#### SUPPLIED PASSAGE ####

We are not told what they do, we are not told what the Buddha did or what Ananda did during
the day's sojourn. Perhaps they meditated, perhaps they just sat quietly, perhaps they walked
up and down, but they passed the day very peacefully, very gently, and then towards evening -
perhaps it's been a hot day - the Buddha suggests to Ananda that they go and bathe,
presumably in a tank or pond, and then they bathe and when the Buddha has finished bathing,
when he's drying his limbs, Ananda thinks, well, this is a suitable opportunity, we've got now
the evening before us and he says, 'Lord this hermitage of the brahman Rammaka is not far;
the hermitage of the brahman Rammaka is lovely, Lord; the hermitage of the brahman
Rammaka is beautiful, Lord. It were good, Lord, if out of compassion the Lord were to
approach the hermitage of the brahman Rammaka.' The Lord consented by becoming silent.
Then the Lord approached the hermitage of the brahman Rammaka.'
So what sort of impression do you get from this? It's almost as though Ananda knows the
Buddha likes to spend his time in peaceful, attractive places so he describes the hermitage of
brahman Rammaka and suggests that the Buddha goes there. The Buddha agrees by
remaining silent. 'Then the Lord approached the hermitage of the brahman Rammaka. At that
time a number of monks came to be sitting down and talking dhamma in the hermitage of the
brahman Rammaka. Then the Lord stood outside the porch waiting for the talk to finish.' Do
you notice this little touch? What does it suggest about the Buddha?

#### DATASET SECTION ####

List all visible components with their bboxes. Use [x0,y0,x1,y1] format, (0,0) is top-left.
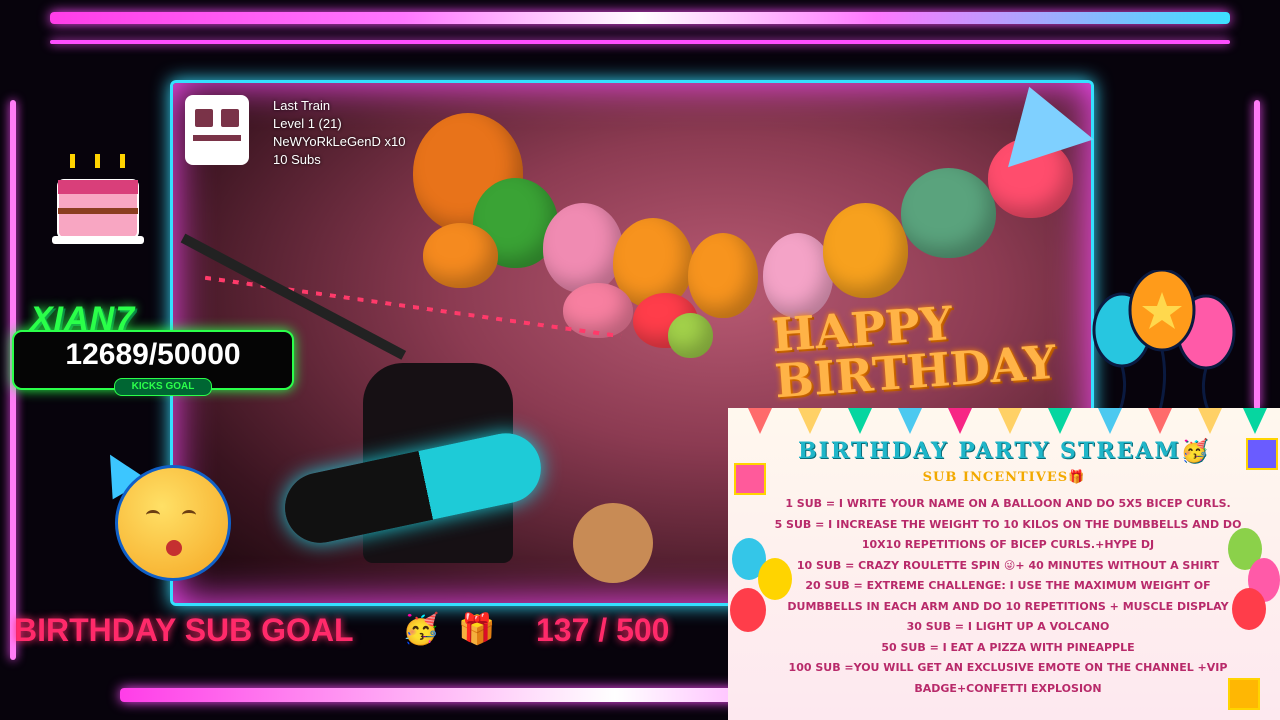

####

INSTRUCTIONS:
1. List the things the passage on the Buddha and Ananda says the speaker suggests the two may have done during the day's sojourn.
2. Write out everything in the passage on the Buddha and Ananda from "We are not told what they" down to "by becoming silent.".
3. Write what comes next in the passage on the Buddha and Ananda, picking up after its final line.

RESPONSES PER TASK:
1. Meditated, sat quietly, walked up and down.

2.
We are not told what they do, we are not told what the Buddha did or what Ananda did during
the day's sojourn. Perhaps they meditated, perhaps they just sat quietly, perhaps they walked
up and down, but they passed the day very peacefully, very gently, and then towards evening -
perhaps it's been a hot day - the Buddha suggests to Ananda that they go and bathe,
presumably in a tank or pond, and then they bathe and when the Buddha has finished bathing,
when he's drying his limbs, Ananda thinks, well, this is a suitable opportunity, we've got now
the evening before us and he says, 'Lord this hermitage of the brahman Rammaka is not far;
the hermitage of the brahman Rammaka is lovely, Lord; the hermitage of the brahman
Rammaka is beautiful, Lord. It were good, Lord, if out of compassion the Lord were to
approach the hermitage of the brahman Rammaka.' The Lord consented by becoming silent.

3.
___: Perhaps he was inquisitive of what they were talking about. (laughter)
S: I wasn't thinking about that. So 'waiting for the talk to finish'. It suggests politeness doesn't
it? Not wishing to interrupt. Even the Buddha was very polite, well mannered you may say.
'Then the Lord, knowing that the talk had finished, coughed and knocked on the bar of the
door; those monks opened the door to the Lord. Then the Lord, having entered the hermitage
of the brahman Rammaka, sat down on the appointed seat. As he was sitting down the Lord
said to the monks: 'As you were sitting down just now what was your talk about, monks?
What was your talk that was interrupted?' 'Lord, our talk that was interrupted was about the
Lord himself; then he arrived.'
You notice the text says a number of monks came to be sitting down and talking dhamma in
the hermitage of the brahman Rammaka but they tell the Buddha that they were talking about
the Buddha himself. Do you think there's an contradiction?
S: No why not?
___: In a way the Buddha's an embodiment of the Dharma.
S: Hmm, the Buddha says in another text 'he who sees me sees the Dharma'. So what sort of
talk about the Buddha do you think it might have been? Would it have been what the Buddha
liked for breakfast or something like that? What sort of talk would it have been?
___: About his qualities.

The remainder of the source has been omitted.